Problems and tasks:
1 – Transcribe the stretch of the Principal Engineer job posting from "Cloudera is looking" through "Data Engineering platform.".
2 – According to the Principal Engineer job posting, how many years of experience are expected of a candidate with a Master's degree?

Cloudera is looking for a Principal Engineer to enhance their Cloudera distribution of Apache Spark, focusing on designing and implementing resilient, high-performance solutions for managing petabytes of data across thousands of nodes, thereby improving the scalability, fault tolerance, and overall performance of their Data Engineering platform.
Requirements
- Extensive experience in systems design and development for large-scale distributed environments
- Strong proficiency in Java and Scala programming languages
- Outstanding problem-solving skills, with the ability to research and resolve issues independently
Responsibilities
- Architect, design, and implement scalable, fault-tolerant distributed data processing solutions for large-scale environments
- Take ownership of critical components related to network communication, concurrency, data consistency, and system reliability across clusters of thousands of nodes
- Develop advanced monitoring, debugging, and performance analysis tools to optimize distributed systems
- Act as a tech lead for Cloudera’s Spark team, guiding development and best practices
- Contribute to and integrate with open source technologies such as Apache Spark, Iceberg, and Parquet
- Develop new features using Scala and Java on modern platforms
- Deepen understanding of Cloudera’s Data Engineering stack, focusing on Iceberg and Spark components
Other
- Bachelor’s degree in Computer Science or related field with 10+ years of experience, or Master’s degree with 6+ years, or PhD with 4+ years
- Proven track record of leading complex product enhancements and delivering robust solutions
- Excellent communication skills, both oral and written
- Passion for clean code, attention to detail, and a focus on quality
- Open-minded attitude with a desire to learn and innovate

Supplied material:
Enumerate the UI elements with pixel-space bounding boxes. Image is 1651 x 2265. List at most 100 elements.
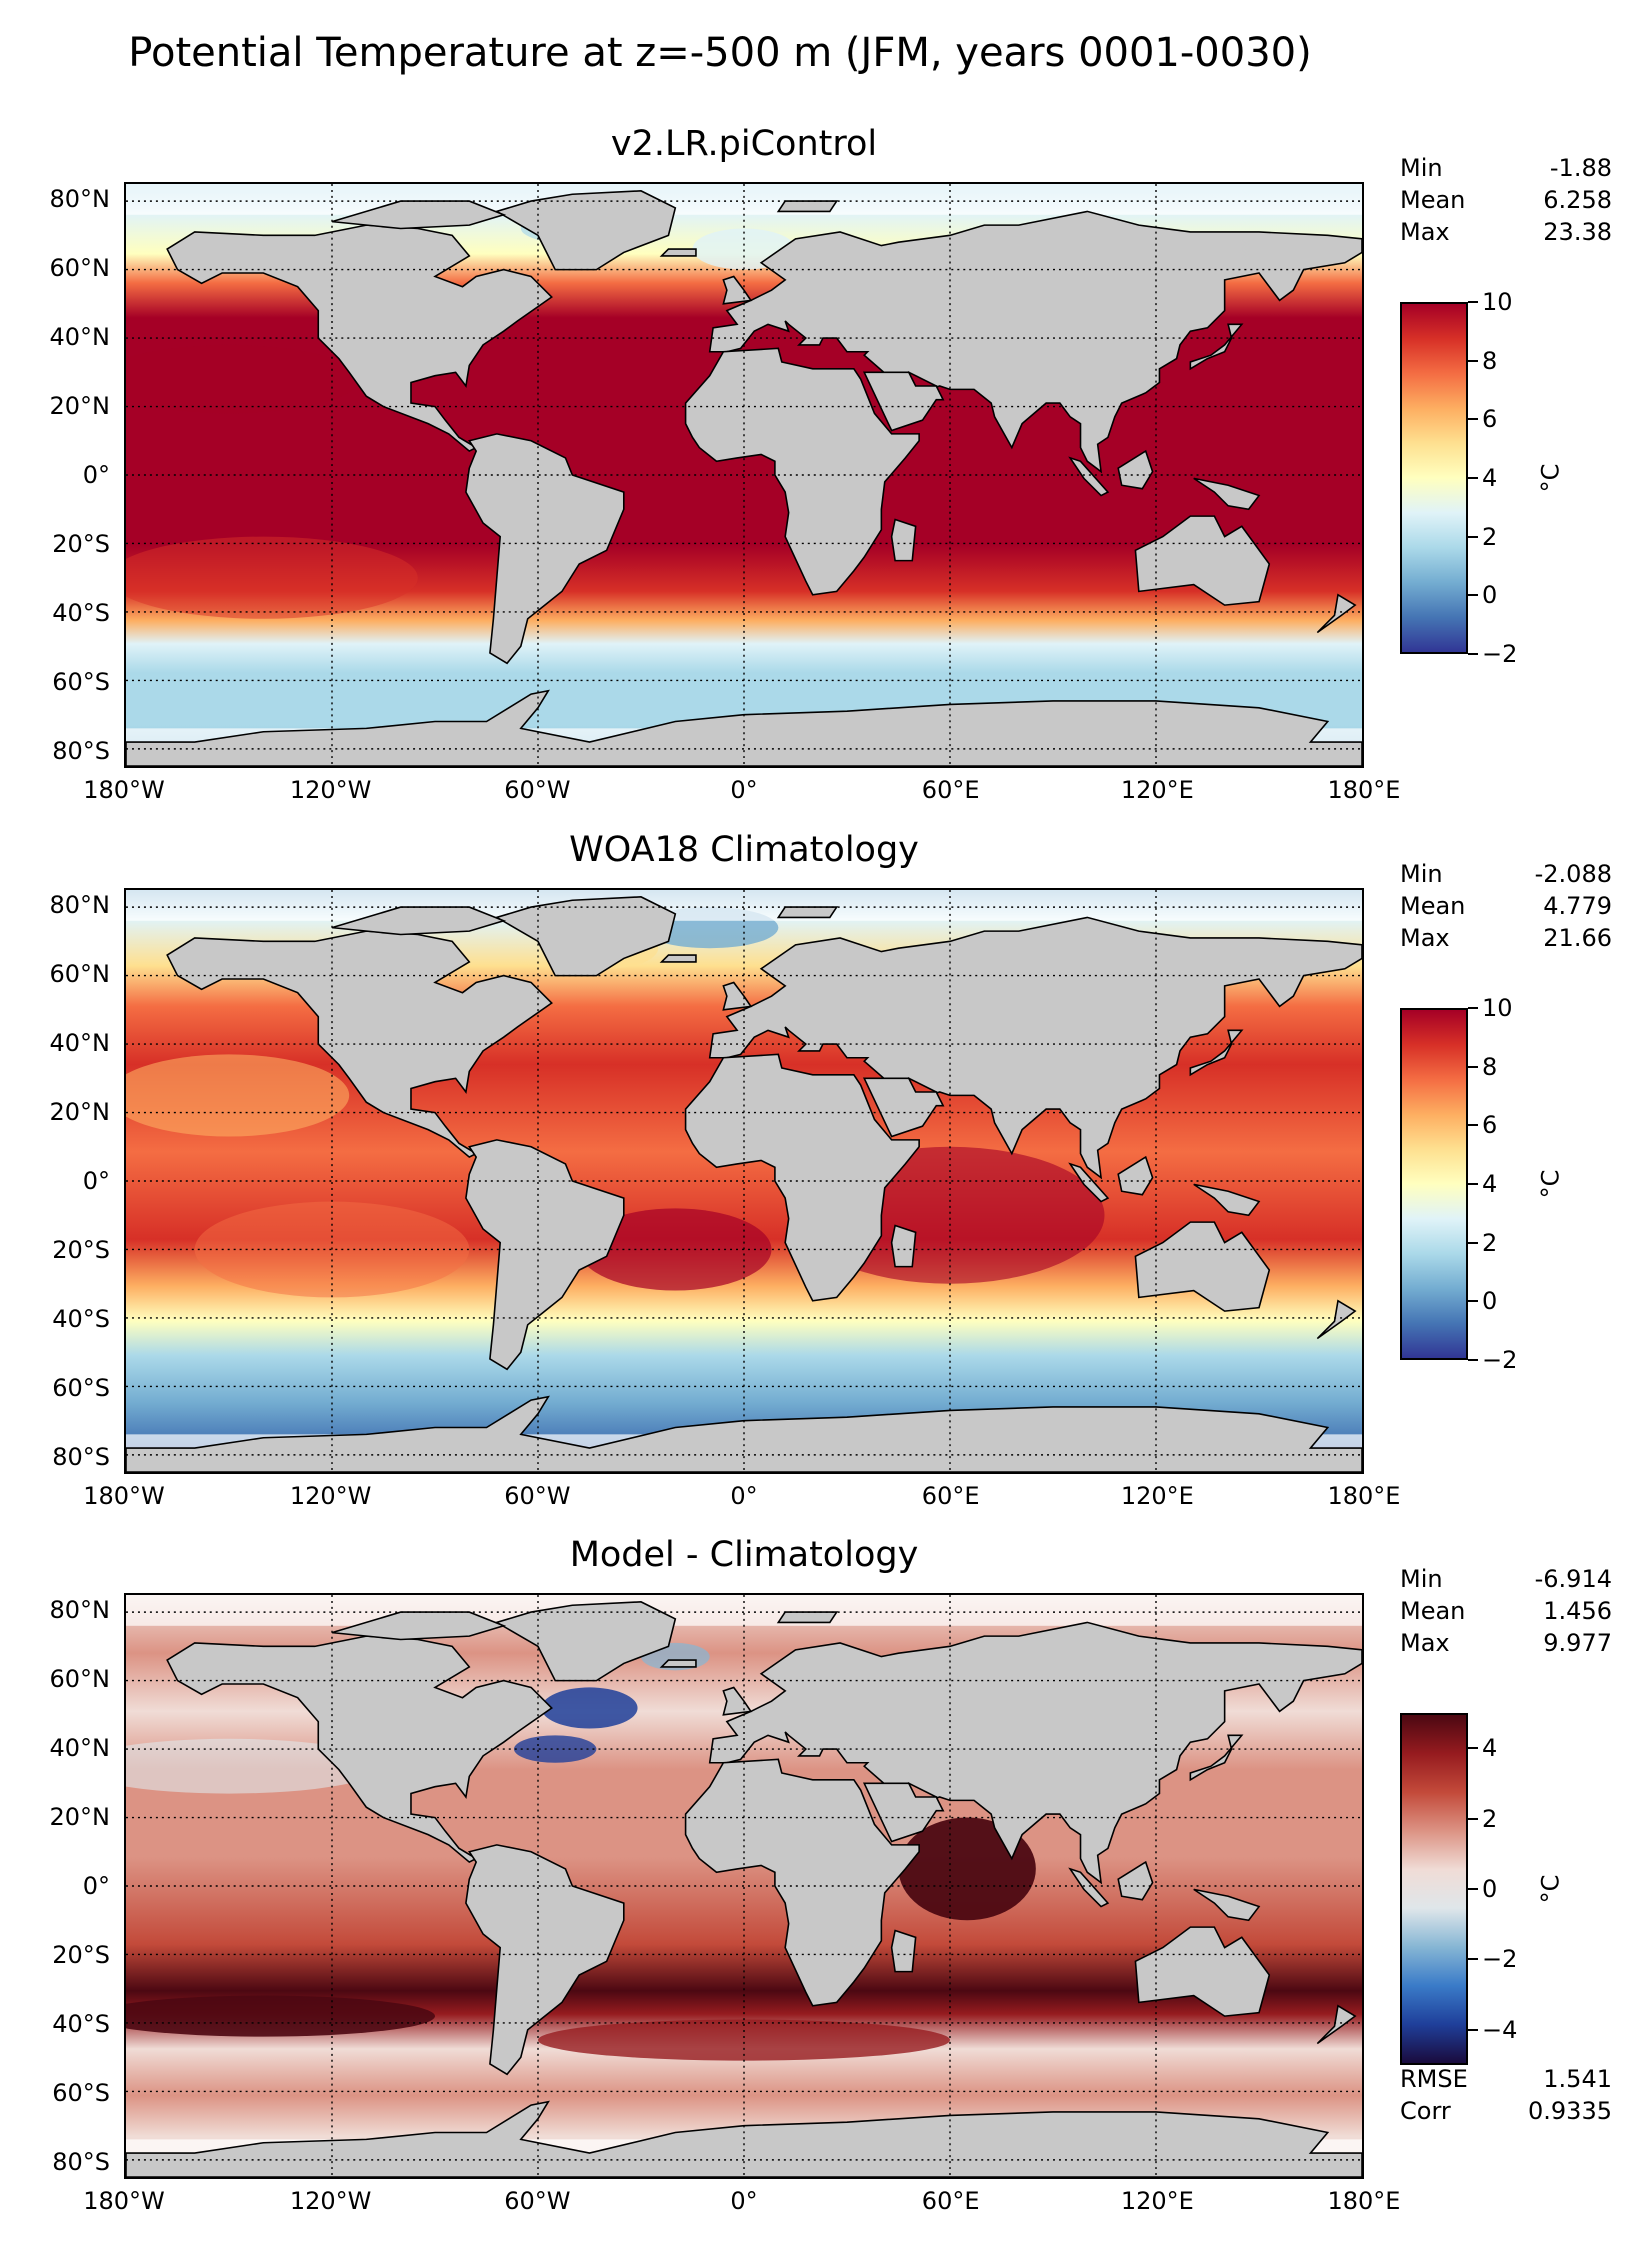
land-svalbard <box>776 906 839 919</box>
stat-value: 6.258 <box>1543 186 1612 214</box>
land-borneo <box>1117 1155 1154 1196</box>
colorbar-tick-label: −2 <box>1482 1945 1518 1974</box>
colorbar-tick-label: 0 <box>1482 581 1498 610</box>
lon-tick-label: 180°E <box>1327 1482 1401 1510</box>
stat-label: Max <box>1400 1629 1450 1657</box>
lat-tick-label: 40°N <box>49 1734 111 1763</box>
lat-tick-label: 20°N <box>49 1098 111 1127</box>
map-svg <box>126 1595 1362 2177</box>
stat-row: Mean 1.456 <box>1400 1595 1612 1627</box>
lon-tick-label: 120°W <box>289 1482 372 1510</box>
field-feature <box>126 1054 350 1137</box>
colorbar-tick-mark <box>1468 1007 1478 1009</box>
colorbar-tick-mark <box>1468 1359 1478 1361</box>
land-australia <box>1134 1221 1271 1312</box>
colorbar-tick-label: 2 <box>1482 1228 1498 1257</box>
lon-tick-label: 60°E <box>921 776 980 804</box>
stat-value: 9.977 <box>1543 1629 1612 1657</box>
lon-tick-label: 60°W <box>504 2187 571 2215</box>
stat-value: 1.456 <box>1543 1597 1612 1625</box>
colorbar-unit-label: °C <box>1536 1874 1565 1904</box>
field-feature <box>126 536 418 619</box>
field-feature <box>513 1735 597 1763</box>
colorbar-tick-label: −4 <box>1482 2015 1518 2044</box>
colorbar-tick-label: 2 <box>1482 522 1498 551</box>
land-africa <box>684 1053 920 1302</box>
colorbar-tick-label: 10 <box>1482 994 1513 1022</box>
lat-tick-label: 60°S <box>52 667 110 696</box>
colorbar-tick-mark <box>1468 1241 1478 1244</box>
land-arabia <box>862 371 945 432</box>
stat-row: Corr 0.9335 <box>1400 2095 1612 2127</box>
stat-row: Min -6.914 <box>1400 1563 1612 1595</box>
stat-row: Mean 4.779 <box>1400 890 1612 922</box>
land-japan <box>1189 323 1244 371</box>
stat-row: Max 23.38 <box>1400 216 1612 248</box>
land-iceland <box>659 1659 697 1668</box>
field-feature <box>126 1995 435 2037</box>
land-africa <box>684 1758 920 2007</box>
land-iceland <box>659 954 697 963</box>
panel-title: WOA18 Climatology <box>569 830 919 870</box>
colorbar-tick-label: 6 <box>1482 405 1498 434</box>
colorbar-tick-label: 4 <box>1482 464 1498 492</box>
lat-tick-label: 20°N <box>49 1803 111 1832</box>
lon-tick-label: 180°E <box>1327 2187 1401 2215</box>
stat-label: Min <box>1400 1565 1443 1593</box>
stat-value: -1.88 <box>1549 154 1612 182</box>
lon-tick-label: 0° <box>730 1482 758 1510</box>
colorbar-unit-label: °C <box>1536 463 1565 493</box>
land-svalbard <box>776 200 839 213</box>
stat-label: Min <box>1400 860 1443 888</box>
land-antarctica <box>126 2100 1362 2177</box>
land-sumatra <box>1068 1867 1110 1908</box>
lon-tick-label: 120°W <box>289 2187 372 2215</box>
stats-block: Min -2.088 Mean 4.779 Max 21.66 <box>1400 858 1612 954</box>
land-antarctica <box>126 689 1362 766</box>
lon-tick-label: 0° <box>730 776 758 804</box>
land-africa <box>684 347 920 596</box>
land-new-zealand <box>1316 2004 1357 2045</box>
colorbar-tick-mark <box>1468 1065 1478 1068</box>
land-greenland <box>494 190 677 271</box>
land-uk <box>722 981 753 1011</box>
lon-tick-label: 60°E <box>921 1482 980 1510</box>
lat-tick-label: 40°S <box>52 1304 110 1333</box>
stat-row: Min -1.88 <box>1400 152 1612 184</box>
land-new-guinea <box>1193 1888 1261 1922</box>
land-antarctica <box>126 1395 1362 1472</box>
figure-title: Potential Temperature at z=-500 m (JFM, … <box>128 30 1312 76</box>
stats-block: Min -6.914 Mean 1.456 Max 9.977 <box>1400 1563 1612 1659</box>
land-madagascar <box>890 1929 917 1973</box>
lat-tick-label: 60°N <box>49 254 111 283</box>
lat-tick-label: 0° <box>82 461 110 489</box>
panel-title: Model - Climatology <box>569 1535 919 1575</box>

Solutions to the tasks:
1 –
Cloudera is looking for a Principal Engineer to enhance their Cloudera distribution of Apache Spark, focusing on designing and implementing resilient, high-performance solutions for managing petabytes of data across thousands of nodes, thereby improving the scalability, fault tolerance, and overall performance of their Data Engineering platform.

2 – 6+ years.